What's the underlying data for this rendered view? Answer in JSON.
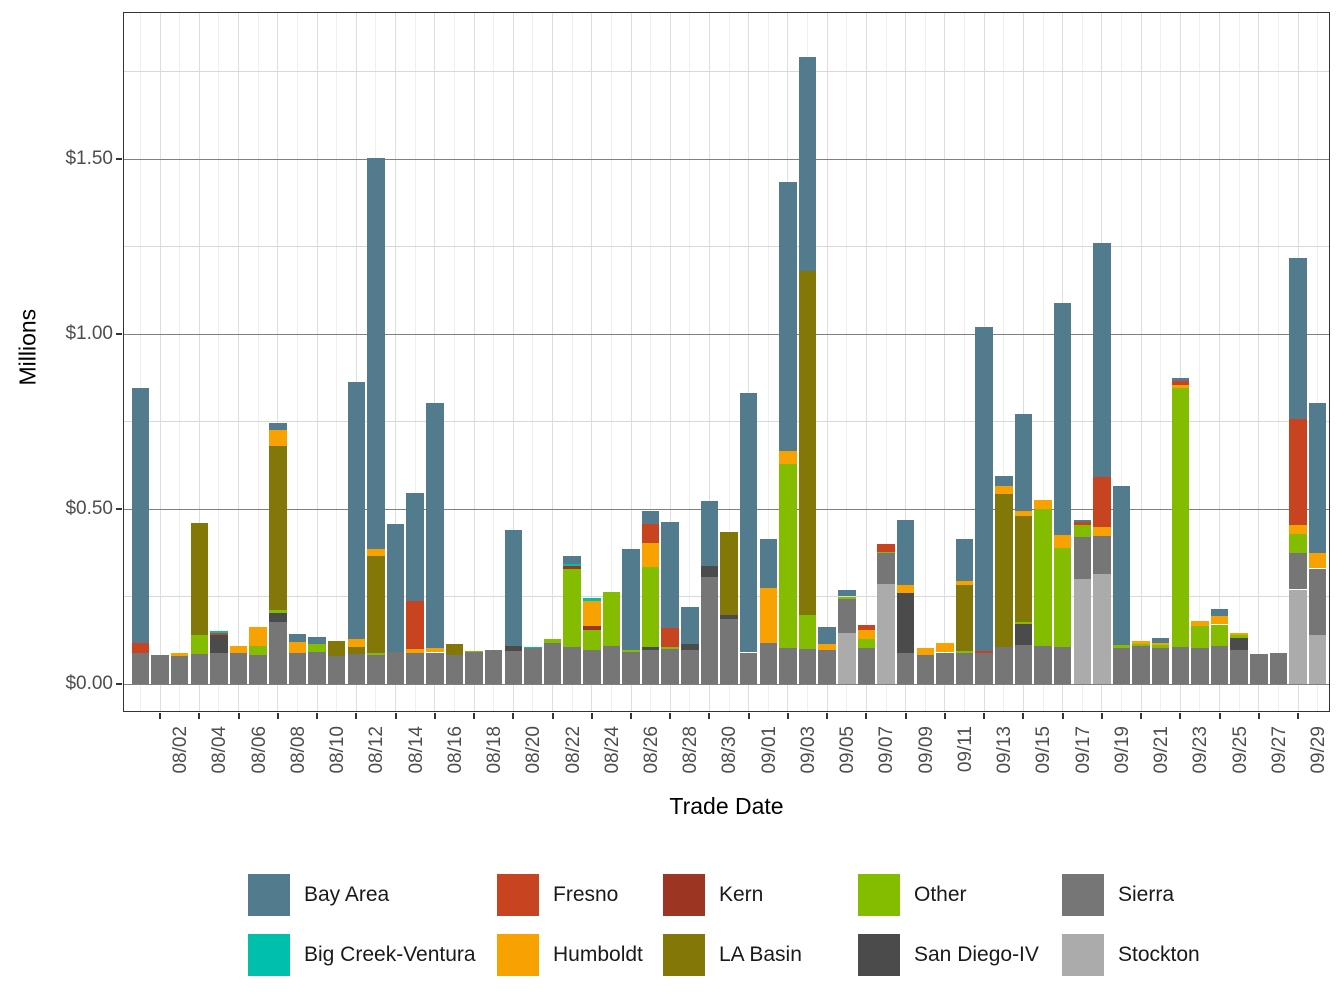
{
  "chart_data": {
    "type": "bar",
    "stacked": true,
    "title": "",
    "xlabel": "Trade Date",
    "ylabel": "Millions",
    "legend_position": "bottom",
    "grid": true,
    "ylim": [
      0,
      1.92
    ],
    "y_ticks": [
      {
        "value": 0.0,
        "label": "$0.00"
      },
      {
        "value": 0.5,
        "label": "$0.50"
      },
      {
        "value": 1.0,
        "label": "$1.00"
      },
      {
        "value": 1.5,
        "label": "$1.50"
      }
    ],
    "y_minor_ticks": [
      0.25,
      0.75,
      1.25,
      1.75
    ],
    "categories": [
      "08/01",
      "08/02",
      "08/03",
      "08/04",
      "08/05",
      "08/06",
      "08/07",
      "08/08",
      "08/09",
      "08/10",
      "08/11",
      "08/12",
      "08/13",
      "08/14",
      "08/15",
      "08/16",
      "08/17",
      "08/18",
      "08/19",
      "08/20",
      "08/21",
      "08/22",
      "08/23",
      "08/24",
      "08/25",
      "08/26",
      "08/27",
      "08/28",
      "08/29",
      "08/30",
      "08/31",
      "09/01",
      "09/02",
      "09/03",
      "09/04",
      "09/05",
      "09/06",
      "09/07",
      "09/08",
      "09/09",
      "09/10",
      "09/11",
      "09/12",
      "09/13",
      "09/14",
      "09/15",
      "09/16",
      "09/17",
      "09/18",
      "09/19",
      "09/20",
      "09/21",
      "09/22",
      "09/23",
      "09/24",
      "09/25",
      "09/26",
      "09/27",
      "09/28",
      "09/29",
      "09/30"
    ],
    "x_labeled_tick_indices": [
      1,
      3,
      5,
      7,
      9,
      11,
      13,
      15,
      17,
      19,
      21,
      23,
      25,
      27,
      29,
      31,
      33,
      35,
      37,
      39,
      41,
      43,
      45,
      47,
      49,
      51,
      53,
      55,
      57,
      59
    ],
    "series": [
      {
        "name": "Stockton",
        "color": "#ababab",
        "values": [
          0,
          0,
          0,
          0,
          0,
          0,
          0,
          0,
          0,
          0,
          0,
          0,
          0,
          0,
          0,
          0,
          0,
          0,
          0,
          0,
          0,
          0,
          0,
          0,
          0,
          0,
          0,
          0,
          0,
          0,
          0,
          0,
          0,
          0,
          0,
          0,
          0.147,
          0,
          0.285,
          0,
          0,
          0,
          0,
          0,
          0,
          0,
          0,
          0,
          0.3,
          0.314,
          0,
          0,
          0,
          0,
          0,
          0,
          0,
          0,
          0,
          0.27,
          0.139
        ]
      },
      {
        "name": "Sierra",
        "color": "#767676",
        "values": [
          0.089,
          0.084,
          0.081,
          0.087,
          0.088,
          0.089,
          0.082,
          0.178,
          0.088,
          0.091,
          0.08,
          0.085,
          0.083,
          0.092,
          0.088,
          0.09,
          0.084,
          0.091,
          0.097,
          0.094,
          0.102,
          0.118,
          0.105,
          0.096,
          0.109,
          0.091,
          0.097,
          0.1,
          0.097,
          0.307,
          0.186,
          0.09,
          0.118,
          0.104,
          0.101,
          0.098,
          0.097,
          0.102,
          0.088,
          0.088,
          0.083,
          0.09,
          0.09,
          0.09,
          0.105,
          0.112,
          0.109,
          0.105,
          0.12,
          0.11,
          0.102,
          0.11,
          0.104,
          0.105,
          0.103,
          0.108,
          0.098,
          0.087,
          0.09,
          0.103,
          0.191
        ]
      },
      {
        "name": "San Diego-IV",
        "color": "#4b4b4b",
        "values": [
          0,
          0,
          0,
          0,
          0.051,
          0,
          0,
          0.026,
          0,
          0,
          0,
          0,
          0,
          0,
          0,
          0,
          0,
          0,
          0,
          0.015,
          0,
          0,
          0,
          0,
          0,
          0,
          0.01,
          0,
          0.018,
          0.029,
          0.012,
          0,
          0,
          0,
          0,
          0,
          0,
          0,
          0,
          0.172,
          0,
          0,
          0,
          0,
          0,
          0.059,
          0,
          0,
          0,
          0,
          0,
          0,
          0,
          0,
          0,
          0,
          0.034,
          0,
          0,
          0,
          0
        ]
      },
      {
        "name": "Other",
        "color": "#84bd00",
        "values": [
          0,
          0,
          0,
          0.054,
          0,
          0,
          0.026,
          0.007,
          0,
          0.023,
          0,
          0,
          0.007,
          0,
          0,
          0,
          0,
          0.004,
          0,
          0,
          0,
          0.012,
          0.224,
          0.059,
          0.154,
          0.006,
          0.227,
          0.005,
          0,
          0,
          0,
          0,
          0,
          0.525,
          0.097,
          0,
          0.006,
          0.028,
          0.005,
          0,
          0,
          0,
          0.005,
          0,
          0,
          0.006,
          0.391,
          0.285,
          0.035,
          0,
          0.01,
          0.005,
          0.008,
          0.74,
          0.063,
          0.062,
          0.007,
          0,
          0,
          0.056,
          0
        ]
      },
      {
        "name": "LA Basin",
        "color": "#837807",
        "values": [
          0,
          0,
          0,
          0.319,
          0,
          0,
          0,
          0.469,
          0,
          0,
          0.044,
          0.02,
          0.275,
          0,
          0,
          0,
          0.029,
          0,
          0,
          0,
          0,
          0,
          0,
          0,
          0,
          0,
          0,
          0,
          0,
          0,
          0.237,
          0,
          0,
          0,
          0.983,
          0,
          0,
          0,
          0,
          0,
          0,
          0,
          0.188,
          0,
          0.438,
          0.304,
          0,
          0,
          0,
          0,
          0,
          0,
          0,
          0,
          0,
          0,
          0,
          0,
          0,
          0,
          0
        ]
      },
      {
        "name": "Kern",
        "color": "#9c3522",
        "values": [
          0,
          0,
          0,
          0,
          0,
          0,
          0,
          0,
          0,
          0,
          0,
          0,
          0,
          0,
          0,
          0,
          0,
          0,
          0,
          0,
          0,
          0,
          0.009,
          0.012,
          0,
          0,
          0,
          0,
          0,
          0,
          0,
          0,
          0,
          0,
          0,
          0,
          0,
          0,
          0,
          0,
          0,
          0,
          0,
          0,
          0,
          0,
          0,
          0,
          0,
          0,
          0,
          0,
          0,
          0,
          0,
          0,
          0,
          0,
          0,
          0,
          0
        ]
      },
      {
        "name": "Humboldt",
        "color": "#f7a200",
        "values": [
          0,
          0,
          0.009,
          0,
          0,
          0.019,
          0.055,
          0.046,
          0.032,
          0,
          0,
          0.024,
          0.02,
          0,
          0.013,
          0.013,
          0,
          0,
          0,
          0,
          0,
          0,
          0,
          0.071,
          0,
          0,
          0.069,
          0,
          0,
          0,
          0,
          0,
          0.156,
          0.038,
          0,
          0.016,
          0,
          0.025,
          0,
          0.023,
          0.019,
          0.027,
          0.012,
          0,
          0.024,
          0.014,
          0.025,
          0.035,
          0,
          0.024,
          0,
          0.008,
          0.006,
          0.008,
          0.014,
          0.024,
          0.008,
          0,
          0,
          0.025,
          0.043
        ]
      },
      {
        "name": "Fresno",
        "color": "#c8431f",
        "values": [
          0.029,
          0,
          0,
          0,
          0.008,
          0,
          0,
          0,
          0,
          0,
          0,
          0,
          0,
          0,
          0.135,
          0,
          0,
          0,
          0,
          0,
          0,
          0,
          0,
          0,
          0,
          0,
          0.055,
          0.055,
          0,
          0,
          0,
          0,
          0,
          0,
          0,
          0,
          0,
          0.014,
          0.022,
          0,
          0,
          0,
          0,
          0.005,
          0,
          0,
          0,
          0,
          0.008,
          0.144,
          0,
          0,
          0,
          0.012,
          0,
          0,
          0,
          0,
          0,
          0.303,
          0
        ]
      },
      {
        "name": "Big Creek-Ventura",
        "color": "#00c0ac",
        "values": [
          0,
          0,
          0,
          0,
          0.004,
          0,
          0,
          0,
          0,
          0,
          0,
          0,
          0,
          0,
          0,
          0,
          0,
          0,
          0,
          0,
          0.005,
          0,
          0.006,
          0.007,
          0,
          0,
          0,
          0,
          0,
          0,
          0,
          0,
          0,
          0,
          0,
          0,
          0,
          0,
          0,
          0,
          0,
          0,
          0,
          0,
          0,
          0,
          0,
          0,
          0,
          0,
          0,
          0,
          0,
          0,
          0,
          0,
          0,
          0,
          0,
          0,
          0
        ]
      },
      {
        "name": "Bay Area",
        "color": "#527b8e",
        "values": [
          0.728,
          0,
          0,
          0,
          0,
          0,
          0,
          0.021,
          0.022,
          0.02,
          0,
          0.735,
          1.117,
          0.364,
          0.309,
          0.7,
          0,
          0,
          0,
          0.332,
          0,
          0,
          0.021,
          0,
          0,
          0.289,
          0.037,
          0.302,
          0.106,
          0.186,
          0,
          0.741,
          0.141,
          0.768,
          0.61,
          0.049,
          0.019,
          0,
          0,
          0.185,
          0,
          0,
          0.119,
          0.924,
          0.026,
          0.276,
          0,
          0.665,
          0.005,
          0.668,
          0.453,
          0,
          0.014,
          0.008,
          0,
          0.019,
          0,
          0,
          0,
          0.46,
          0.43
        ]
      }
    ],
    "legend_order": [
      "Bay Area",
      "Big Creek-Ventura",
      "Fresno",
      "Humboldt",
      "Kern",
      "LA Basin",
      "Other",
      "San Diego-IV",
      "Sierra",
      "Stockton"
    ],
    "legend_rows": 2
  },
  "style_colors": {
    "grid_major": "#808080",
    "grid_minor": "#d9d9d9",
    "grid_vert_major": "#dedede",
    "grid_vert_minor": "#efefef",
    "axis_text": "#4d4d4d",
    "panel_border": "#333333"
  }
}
----
THE PROBLEM
Find each line holding "Ventura". Copy it out.

EXERCISE OUTPUT
        "name": "Big Creek-Ventura",
      "Big Creek-Ventura",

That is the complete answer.